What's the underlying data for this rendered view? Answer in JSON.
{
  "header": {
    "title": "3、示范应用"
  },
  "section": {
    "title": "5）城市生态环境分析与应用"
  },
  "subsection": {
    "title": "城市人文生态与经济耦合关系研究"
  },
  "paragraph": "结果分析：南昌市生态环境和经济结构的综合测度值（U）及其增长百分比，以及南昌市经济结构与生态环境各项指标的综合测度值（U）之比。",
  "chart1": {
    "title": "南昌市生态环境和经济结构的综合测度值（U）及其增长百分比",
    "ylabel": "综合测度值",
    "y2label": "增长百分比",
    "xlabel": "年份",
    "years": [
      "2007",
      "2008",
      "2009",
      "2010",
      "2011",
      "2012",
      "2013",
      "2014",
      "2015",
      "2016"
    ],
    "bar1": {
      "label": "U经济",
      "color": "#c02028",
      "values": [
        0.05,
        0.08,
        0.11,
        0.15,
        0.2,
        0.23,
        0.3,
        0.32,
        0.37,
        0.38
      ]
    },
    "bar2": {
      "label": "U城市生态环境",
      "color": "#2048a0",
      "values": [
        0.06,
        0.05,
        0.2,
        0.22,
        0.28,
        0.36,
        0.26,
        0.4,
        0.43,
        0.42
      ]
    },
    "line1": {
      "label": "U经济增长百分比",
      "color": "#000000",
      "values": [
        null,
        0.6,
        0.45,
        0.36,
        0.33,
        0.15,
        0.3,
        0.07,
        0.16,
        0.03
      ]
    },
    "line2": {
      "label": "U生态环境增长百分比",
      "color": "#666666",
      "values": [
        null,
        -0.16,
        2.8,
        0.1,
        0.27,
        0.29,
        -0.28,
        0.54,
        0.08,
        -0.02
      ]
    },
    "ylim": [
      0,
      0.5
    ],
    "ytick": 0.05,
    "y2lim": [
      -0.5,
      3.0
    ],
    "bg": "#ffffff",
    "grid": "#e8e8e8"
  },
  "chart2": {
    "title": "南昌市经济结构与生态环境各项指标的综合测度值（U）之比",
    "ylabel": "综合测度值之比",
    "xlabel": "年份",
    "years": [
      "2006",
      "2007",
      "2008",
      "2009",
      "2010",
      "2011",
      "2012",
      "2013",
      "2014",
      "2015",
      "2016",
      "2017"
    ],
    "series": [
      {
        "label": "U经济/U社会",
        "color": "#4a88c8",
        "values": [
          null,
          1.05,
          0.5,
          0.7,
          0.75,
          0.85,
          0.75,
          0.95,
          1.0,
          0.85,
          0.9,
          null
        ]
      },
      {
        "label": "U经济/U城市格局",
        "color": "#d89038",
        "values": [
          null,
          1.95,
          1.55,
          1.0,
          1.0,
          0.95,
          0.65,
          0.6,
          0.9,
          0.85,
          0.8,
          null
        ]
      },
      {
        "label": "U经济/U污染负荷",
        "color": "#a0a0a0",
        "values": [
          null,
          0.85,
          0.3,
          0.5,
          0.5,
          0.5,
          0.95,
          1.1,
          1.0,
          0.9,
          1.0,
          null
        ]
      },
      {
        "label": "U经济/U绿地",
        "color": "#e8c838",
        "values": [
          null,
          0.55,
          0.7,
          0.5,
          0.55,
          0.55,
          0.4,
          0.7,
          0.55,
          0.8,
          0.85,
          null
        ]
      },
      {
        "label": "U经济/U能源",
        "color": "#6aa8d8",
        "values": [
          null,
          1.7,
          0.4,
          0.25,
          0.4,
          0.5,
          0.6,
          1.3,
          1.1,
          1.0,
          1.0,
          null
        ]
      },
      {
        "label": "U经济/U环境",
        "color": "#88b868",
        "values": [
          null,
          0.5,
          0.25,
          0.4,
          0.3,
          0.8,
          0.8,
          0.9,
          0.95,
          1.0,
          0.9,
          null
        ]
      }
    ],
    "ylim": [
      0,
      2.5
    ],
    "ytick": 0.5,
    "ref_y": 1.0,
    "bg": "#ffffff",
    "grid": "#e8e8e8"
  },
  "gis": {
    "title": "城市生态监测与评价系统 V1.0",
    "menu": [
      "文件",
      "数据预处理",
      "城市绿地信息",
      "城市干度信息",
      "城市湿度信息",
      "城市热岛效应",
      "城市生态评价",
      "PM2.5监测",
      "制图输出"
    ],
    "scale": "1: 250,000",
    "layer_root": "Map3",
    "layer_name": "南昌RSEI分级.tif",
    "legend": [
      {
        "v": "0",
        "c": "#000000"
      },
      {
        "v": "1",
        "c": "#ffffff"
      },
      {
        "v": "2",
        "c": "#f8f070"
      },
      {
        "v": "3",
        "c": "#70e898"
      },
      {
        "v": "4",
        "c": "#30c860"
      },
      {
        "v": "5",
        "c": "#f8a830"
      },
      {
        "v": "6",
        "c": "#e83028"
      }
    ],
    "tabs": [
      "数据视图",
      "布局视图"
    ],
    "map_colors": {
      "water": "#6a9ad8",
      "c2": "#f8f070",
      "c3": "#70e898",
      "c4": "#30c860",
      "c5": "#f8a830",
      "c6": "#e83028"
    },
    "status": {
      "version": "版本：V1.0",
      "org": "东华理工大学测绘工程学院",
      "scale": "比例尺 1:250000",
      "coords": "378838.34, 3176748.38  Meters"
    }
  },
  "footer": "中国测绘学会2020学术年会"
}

#####

Problem »
Exactly reproduce every line of the data above.

Exercise response »
What's the underlying data for this rendered view? Answer in JSON.
{
  "header": {
    "title": "3、示范应用"
  },
  "section": {
    "title": "5）城市生态环境分析与应用"
  },
  "subsection": {
    "title": "城市人文生态与经济耦合关系研究"
  },
  "paragraph": "结果分析：南昌市生态环境和经济结构的综合测度值（U）及其增长百分比，以及南昌市经济结构与生态环境各项指标的综合测度值（U）之比。",
  "chart1": {
    "title": "南昌市生态环境和经济结构的综合测度值（U）及其增长百分比",
    "ylabel": "综合测度值",
    "y2label": "增长百分比",
    "xlabel": "年份",
    "years": [
      "2007",
      "2008",
      "2009",
      "2010",
      "2011",
      "2012",
      "2013",
      "2014",
      "2015",
      "2016"
    ],
    "bar1": {
      "label": "U经济",
      "color": "#c02028",
      "values": [
        0.05,
        0.08,
        0.11,
        0.15,
        0.2,
        0.23,
        0.3,
        0.32,
        0.37,
        0.38
      ]
    },
    "bar2": {
      "label": "U城市生态环境",
      "color": "#2048a0",
      "values": [
        0.06,
        0.05,
        0.2,
        0.22,
        0.28,
        0.36,
        0.26,
        0.4,
        0.43,
        0.42
      ]
    },
    "line1": {
      "label": "U经济增长百分比",
      "color": "#000000",
      "values": [
        null,
        0.6,
        0.45,
        0.36,
        0.33,
        0.15,
        0.3,
        0.07,
        0.16,
        0.03
      ]
    },
    "line2": {
      "label": "U生态环境增长百分比",
      "color": "#666666",
      "values": [
        null,
        -0.16,
        2.8,
        0.1,
        0.27,
        0.29,
        -0.28,
        0.54,
        0.08,
        -0.02
      ]
    },
    "ylim": [
      0,
      0.5
    ],
    "ytick": 0.05,
    "y2lim": [
      -0.5,
      3.0
    ],
    "bg": "#ffffff",
    "grid": "#e8e8e8"
  },
  "chart2": {
    "title": "南昌市经济结构与生态环境各项指标的综合测度值（U）之比",
    "ylabel": "综合测度值之比",
    "xlabel": "年份",
    "years": [
      "2006",
      "2007",
      "2008",
      "2009",
      "2010",
      "2011",
      "2012",
      "2013",
      "2014",
      "2015",
      "2016",
      "2017"
    ],
    "series": [
      {
        "label": "U经济/U社会",
        "color": "#4a88c8",
        "values": [
          null,
          1.05,
          0.5,
          0.7,
          0.75,
          0.85,
          0.75,
          0.95,
          1.0,
          0.85,
          0.9,
          null
        ]
      },
      {
        "label": "U经济/U城市格局",
        "color": "#d89038",
        "values": [
          null,
          1.95,
          1.55,
          1.0,
          1.0,
          0.95,
          0.65,
          0.6,
          0.9,
          0.85,
          0.8,
          null
        ]
      },
      {
        "label": "U经济/U污染负荷",
        "color": "#a0a0a0",
        "values": [
          null,
          0.85,
          0.3,
          0.5,
          0.5,
          0.5,
          0.95,
          1.1,
          1.0,
          0.9,
          1.0,
          null
        ]
      },
      {
        "label": "U经济/U绿地",
        "color": "#e8c838",
        "values": [
          null,
          0.55,
          0.7,
          0.5,
          0.55,
          0.55,
          0.4,
          0.7,
          0.55,
          0.8,
          0.85,
          null
        ]
      },
      {
        "label": "U经济/U能源",
        "color": "#6aa8d8",
        "values": [
          null,
          1.7,
          0.4,
          0.25,
          0.4,
          0.5,
          0.6,
          1.3,
          1.1,
          1.0,
          1.0,
          null
        ]
      },
      {
        "label": "U经济/U环境",
        "color": "#88b868",
        "values": [
          null,
          0.5,
          0.25,
          0.4,
          0.3,
          0.8,
          0.8,
          0.9,
          0.95,
          1.0,
          0.9,
          null
        ]
      }
    ],
    "ylim": [
      0,
      2.5
    ],
    "ytick": 0.5,
    "ref_y": 1.0,
    "bg": "#ffffff",
    "grid": "#e8e8e8"
  },
  "gis": {
    "title": "城市生态监测与评价系统 V1.0",
    "menu": [
      "文件",
      "数据预处理",
      "城市绿地信息",
      "城市干度信息",
      "城市湿度信息",
      "城市热岛效应",
      "城市生态评价",
      "PM2.5监测",
      "制图输出"
    ],
    "scale": "1: 250,000",
    "layer_root": "Map3",
    "layer_name": "南昌RSEI分级.tif",
    "legend": [
      {
        "v": "0",
        "c": "#000000"
      },
      {
        "v": "1",
        "c": "#ffffff"
      },
      {
        "v": "2",
        "c": "#f8f070"
      },
      {
        "v": "3",
        "c": "#70e898"
      },
      {
        "v": "4",
        "c": "#30c860"
      },
      {
        "v": "5",
        "c": "#f8a830"
      },
      {
        "v": "6",
        "c": "#e83028"
      }
    ],
    "tabs": [
      "数据视图",
      "布局视图"
    ],
    "map_colors": {
      "water": "#6a9ad8",
      "c2": "#f8f070",
      "c3": "#70e898",
      "c4": "#30c860",
      "c5": "#f8a830",
      "c6": "#e83028"
    },
    "status": {
      "version": "版本：V1.0",
      "org": "东华理工大学测绘工程学院",
      "scale": "比例尺 1:250000",
      "coords": "378838.34, 3176748.38  Meters"
    }
  },
  "footer": "中国测绘学会2020学术年会"
}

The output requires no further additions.